WORK INSTRUCTIONS: Reproduce all of the data exactly, with no line skipped.

==== SUPPLIED RECORDS

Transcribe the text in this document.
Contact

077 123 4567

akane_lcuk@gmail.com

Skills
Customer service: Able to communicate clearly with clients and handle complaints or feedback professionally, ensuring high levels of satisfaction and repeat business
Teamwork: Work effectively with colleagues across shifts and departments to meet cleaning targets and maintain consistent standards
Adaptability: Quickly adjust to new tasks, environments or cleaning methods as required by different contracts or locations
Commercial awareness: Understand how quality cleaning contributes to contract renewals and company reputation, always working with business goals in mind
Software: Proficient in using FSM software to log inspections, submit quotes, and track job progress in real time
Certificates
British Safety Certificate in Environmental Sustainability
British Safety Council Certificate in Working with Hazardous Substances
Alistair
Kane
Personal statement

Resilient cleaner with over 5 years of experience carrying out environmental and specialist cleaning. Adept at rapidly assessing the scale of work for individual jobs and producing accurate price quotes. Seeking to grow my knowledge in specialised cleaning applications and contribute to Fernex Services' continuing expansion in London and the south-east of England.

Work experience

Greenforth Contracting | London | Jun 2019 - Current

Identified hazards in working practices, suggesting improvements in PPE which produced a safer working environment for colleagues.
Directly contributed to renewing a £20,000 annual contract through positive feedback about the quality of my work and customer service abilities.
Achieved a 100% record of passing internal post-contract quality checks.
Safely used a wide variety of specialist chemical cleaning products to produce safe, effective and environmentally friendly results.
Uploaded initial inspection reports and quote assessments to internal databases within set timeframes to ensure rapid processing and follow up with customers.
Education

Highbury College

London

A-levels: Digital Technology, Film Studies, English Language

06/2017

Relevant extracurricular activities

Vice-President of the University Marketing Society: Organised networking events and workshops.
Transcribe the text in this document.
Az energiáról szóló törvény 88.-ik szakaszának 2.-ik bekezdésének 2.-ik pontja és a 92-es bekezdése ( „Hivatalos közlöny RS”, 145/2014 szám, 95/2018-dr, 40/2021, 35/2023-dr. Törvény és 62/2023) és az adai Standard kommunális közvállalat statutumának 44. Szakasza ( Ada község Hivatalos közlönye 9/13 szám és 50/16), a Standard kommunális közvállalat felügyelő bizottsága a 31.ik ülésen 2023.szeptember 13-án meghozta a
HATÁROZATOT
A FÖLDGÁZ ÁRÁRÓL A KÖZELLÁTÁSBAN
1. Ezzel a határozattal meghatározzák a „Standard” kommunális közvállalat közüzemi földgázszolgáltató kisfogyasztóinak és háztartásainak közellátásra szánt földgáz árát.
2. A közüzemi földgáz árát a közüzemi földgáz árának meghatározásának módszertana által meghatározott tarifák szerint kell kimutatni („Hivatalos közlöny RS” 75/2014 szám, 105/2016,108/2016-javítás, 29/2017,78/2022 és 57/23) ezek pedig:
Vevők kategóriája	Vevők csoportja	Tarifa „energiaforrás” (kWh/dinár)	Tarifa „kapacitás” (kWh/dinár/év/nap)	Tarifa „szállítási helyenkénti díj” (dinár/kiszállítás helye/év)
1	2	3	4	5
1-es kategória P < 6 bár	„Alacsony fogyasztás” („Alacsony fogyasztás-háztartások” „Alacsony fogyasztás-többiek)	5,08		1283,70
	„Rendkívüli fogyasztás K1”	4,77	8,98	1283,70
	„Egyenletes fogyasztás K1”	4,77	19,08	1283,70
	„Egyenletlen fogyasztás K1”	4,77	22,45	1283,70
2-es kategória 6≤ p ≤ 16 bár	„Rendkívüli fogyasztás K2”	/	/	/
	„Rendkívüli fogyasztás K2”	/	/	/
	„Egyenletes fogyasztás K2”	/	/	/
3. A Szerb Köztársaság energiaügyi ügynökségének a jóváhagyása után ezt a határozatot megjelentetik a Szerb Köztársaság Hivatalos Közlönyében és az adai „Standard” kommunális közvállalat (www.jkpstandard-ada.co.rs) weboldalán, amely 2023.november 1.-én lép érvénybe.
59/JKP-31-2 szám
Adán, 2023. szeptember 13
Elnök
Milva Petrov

========

ANSWER IN FULL:
Transcribe the text in this document.
Contact

077 123 4567

akane_lcuk@gmail.com

Skills
Customer service: Able to communicate clearly with clients and handle complaints or feedback professionally, ensuring high levels of satisfaction and repeat business
Teamwork: Work effectively with colleagues across shifts and departments to meet cleaning targets and maintain consistent standards
Adaptability: Quickly adjust to new tasks, environments or cleaning methods as required by different contracts or locations
Commercial awareness: Understand how quality cleaning contributes to contract renewals and company reputation, always working with business goals in mind
Software: Proficient in using FSM software to log inspections, submit quotes, and track job progress in real time
Certificates
British Safety Certificate in Environmental Sustainability
British Safety Council Certificate in Working with Hazardous Substances
Alistair
Kane
Personal statement

Resilient cleaner with over 5 years of experience carrying out environmental and specialist cleaning. Adept at rapidly assessing the scale of work for individual jobs and producing accurate price quotes. Seeking to grow my knowledge in specialised cleaning applications and contribute to Fernex Services' continuing expansion in London and the south-east of England.

Work experience

Greenforth Contracting | London | Jun 2019 - Current

Identified hazards in working practices, suggesting improvements in PPE which produced a safer working environment for colleagues.
Directly contributed to renewing a £20,000 annual contract through positive feedback about the quality of my work and customer service abilities.
Achieved a 100% record of passing internal post-contract quality checks.
Safely used a wide variety of specialist chemical cleaning products to produce safe, effective and environmentally friendly results.
Uploaded initial inspection reports and quote assessments to internal databases within set timeframes to ensure rapid processing and follow up with customers.
Education

Highbury College

London

A-levels: Digital Technology, Film Studies, English Language

06/2017

Relevant extracurricular activities

Vice-President of the University Marketing Society: Organised networking events and workshops.
Transcribe the text in this document.
Az energiáról szóló törvény 88.-ik szakaszának 2.-ik bekezdésének 2.-ik pontja és a 92-es bekezdése ( „Hivatalos közlöny RS”, 145/2014 szám, 95/2018-dr, 40/2021, 35/2023-dr. Törvény és 62/2023) és az adai Standard kommunális közvállalat statutumának 44. Szakasza ( Ada község Hivatalos közlönye 9/13 szám és 50/16), a Standard kommunális közvállalat felügyelő bizottsága a 31.ik ülésen 2023.szeptember 13-án meghozta a
HATÁROZATOT
A FÖLDGÁZ ÁRÁRÓL A KÖZELLÁTÁSBAN
1. Ezzel a határozattal meghatározzák a „Standard” kommunális közvállalat közüzemi földgázszolgáltató kisfogyasztóinak és háztartásainak közellátásra szánt földgáz árát.
2. A közüzemi földgáz árát a közüzemi földgáz árának meghatározásának módszertana által meghatározott tarifák szerint kell kimutatni („Hivatalos közlöny RS” 75/2014 szám, 105/2016,108/2016-javítás, 29/2017,78/2022 és 57/23) ezek pedig:
Vevők kategóriája	Vevők csoportja	Tarifa „energiaforrás” (kWh/dinár)	Tarifa „kapacitás” (kWh/dinár/év/nap)	Tarifa „szállítási helyenkénti díj” (dinár/kiszállítás helye/év)
1	2	3	4	5
1-es kategória P < 6 bár	„Alacsony fogyasztás” („Alacsony fogyasztás-háztartások” „Alacsony fogyasztás-többiek)	5,08		1283,70
	„Rendkívüli fogyasztás K1”	4,77	8,98	1283,70
	„Egyenletes fogyasztás K1”	4,77	19,08	1283,70
	„Egyenletlen fogyasztás K1”	4,77	22,45	1283,70
2-es kategória 6≤ p ≤ 16 bár	„Rendkívüli fogyasztás K2”	/	/	/
	„Rendkívüli fogyasztás K2”	/	/	/
	„Egyenletes fogyasztás K2”	/	/	/
3. A Szerb Köztársaság energiaügyi ügynökségének a jóváhagyása után ezt a határozatot megjelentetik a Szerb Köztársaság Hivatalos Közlönyében és az adai „Standard” kommunális közvállalat (www.jkpstandard-ada.co.rs) weboldalán, amely 2023.november 1.-én lép érvénybe.
59/JKP-31-2 szám
Adán, 2023. szeptember 13
Elnök
Milva Petrov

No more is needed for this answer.